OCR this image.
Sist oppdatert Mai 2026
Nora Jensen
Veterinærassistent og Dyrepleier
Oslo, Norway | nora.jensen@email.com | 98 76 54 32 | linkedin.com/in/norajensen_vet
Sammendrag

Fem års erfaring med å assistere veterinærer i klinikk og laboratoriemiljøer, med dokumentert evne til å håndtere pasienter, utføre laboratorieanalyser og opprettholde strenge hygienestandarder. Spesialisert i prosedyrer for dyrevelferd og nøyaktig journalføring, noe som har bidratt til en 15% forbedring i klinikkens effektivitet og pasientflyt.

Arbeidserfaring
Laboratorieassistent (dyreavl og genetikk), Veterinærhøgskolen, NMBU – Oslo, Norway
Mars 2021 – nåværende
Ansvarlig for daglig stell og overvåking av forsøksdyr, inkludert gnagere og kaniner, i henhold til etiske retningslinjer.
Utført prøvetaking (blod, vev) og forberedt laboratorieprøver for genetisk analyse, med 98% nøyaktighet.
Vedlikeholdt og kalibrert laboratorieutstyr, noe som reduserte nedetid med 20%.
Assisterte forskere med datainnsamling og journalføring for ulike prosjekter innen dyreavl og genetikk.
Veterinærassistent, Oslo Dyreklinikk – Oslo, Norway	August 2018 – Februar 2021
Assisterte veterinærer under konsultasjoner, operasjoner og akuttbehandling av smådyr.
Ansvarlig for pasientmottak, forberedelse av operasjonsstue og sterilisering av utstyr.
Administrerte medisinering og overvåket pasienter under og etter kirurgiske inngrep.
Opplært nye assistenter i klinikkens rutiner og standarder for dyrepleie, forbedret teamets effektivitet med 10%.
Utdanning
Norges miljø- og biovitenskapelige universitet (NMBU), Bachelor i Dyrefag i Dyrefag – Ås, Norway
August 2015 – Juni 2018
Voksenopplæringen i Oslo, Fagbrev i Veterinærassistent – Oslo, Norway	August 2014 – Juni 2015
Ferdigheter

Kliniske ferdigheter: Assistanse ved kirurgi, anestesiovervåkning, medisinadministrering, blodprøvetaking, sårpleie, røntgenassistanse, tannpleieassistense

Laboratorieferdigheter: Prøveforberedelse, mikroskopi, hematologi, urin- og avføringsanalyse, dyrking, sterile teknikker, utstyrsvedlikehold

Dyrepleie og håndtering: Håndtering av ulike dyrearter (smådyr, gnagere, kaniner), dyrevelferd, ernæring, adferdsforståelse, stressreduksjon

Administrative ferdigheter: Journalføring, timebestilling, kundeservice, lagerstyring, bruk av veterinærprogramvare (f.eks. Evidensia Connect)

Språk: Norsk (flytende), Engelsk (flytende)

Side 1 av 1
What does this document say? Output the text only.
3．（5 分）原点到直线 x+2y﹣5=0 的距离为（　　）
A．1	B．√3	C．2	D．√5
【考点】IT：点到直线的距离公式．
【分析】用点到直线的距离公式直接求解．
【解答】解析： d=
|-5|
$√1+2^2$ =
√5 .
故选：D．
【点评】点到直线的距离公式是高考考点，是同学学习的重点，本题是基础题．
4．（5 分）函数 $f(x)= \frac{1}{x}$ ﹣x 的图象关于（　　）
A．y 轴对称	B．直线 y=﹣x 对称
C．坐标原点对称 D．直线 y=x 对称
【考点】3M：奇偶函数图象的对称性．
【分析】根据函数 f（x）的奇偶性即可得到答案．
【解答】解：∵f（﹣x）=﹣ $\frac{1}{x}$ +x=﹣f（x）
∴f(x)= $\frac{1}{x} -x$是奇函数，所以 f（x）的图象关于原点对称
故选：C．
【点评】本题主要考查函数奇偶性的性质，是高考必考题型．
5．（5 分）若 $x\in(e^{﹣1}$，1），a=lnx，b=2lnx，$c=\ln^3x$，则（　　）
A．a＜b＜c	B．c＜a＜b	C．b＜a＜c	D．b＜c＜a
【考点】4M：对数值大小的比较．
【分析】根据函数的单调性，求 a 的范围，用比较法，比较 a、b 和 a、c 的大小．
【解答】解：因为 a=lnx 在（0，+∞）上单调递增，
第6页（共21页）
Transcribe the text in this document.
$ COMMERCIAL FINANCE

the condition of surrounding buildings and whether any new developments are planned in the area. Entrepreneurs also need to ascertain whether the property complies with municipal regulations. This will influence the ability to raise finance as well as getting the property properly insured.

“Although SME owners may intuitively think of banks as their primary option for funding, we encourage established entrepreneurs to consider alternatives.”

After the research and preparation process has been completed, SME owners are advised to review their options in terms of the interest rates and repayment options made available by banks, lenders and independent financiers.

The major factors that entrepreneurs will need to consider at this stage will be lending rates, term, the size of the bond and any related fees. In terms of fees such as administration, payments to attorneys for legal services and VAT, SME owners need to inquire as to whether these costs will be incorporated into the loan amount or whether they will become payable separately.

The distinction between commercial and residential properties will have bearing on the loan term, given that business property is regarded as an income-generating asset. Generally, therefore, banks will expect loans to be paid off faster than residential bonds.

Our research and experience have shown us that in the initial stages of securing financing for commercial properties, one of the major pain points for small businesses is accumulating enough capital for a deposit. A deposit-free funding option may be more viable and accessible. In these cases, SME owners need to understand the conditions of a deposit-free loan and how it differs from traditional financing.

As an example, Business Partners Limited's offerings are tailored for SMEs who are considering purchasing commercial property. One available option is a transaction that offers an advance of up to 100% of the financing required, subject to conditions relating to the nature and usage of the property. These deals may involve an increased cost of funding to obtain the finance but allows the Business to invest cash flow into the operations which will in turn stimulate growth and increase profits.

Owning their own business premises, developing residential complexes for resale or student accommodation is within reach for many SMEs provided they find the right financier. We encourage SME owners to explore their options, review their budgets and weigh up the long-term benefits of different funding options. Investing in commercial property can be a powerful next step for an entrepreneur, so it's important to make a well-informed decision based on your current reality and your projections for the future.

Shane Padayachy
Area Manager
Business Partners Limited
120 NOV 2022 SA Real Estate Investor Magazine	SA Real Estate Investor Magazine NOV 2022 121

**GIVEN EXERCISE:** Every line that holds the word "SMEs" should be extracted.

**REPLY TO THE TASK:**
As an example, Business Partners Limited's offerings are tailored for SMEs who are considering purchasing commercial property. One available option is a transaction that offers an advance of up to 100% of the financing required, subject to conditions relating to the nature and usage of the property. These deals may involve an increased cost of funding to obtain the finance but allows the Business to invest cash flow into the operations which will in turn stimulate growth and increase profits.
Owning their own business premises, developing residential complexes for resale or student accommodation is within reach for many SMEs provided they find the right financier. We encourage SME owners to explore their options, review their budgets and weigh up the long-term benefits of different funding options. Investing in commercial property can be a powerful next step for an entrepreneur, so it's important to make a well-informed decision based on your current reality and your projections for the future.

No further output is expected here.